- WHAT IS NEEDED -
Using the data below, report how many lines hold the word "awareness". Include nothing else in the reply.
^^^^^^^^^^^^^^^^
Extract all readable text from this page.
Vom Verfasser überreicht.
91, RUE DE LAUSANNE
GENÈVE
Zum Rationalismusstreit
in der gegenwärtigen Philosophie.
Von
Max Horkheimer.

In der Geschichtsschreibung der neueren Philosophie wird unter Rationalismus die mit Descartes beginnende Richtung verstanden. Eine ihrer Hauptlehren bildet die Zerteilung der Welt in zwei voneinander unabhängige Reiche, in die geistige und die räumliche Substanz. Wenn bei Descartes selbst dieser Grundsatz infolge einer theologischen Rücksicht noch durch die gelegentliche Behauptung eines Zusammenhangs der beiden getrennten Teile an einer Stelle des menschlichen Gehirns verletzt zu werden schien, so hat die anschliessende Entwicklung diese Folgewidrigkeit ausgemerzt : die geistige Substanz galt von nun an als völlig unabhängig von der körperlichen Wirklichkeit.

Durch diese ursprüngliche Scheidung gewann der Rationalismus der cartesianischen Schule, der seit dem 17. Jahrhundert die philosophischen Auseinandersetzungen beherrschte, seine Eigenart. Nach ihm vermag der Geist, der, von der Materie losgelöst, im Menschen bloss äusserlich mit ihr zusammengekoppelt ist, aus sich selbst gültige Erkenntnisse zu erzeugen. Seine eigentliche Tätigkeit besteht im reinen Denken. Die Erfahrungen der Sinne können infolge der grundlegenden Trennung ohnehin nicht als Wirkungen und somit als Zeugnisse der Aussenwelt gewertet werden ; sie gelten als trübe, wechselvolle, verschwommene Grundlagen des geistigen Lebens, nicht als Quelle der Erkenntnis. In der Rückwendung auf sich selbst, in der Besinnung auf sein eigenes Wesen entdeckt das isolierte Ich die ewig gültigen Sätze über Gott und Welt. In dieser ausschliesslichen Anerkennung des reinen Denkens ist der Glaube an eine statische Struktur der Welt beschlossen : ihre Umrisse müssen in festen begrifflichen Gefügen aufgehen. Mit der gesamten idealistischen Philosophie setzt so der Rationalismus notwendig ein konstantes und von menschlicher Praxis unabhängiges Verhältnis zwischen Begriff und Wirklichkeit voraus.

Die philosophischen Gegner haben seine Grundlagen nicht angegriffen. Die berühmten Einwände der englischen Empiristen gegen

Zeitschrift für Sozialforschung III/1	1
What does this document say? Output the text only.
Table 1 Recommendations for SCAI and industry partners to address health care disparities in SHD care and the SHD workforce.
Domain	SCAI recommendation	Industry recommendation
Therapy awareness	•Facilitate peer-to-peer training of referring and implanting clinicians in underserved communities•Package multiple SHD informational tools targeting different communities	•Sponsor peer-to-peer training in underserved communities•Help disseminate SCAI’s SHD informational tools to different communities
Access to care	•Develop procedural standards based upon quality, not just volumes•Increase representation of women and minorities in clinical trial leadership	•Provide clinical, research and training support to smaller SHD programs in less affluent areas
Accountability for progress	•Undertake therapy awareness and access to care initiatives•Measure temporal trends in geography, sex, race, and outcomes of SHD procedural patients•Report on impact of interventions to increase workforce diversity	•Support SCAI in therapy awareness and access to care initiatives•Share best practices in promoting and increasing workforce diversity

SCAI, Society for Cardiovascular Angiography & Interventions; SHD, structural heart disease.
^^^^^^^^^^^^^^^^
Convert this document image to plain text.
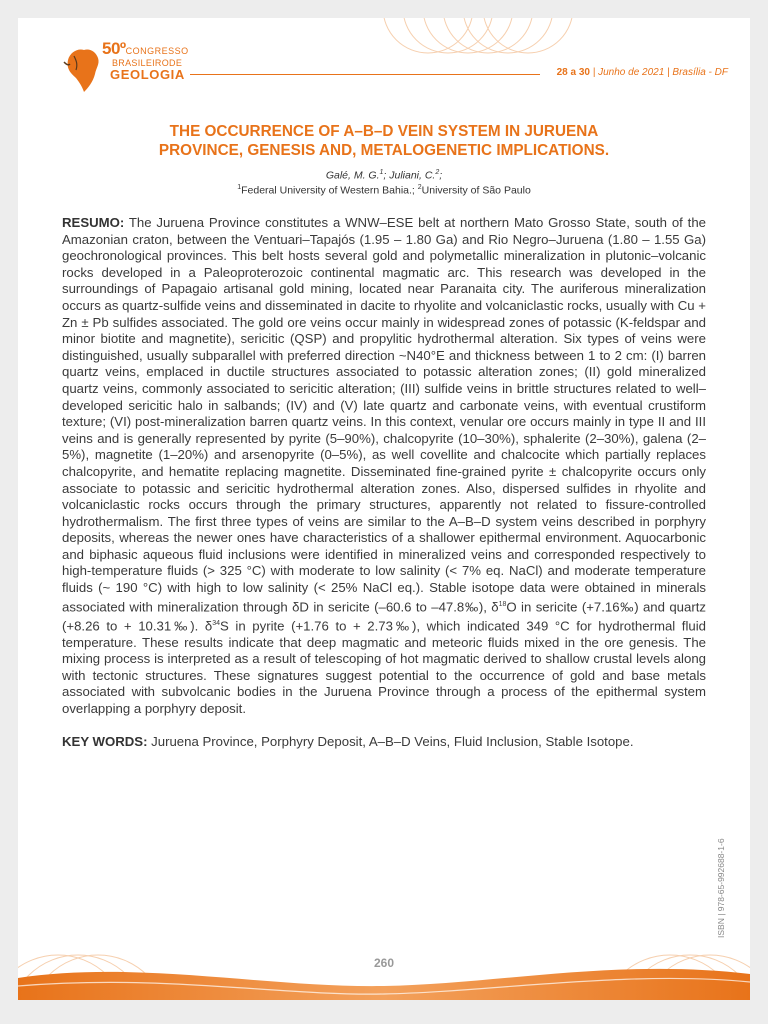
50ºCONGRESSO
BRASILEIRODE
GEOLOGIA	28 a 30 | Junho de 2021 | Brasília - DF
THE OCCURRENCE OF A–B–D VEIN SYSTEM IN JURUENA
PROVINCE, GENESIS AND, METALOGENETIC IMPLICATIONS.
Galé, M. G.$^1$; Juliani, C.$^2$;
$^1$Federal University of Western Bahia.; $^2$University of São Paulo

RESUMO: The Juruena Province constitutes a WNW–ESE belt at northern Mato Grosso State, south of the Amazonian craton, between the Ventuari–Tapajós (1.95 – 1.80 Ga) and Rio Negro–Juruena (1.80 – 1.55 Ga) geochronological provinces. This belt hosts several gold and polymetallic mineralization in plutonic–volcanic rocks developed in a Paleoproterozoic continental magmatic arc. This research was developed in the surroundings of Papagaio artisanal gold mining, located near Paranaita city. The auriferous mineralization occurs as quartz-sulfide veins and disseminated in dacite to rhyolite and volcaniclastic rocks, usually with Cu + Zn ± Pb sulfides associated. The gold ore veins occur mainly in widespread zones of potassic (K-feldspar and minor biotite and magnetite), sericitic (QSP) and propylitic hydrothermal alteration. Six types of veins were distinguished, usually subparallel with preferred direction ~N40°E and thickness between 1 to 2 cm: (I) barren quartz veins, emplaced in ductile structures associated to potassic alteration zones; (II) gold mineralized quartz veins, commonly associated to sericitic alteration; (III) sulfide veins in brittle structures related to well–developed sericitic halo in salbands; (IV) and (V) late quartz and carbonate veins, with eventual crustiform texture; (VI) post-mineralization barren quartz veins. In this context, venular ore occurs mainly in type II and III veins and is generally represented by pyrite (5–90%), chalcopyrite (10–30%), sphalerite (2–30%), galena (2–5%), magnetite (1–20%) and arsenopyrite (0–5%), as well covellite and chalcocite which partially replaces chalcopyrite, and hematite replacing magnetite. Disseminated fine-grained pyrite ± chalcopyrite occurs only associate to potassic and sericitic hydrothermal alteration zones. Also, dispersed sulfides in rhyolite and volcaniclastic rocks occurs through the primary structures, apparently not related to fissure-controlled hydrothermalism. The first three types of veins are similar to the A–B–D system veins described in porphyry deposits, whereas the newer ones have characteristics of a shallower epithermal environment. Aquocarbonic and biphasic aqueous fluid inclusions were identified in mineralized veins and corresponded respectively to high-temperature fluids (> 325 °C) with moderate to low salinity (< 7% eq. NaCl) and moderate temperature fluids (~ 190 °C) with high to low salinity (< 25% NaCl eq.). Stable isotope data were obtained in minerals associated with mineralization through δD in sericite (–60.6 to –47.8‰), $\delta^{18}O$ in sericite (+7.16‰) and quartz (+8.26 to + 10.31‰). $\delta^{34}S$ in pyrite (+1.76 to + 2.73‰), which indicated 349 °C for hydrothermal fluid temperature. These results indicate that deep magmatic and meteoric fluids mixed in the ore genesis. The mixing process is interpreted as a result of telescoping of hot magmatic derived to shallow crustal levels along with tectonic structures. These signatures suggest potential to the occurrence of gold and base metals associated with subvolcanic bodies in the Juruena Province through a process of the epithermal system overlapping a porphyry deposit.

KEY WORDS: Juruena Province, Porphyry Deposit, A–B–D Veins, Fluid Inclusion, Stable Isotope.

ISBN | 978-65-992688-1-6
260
^^^^^^^^^^^^^^^^
- REPLY -
2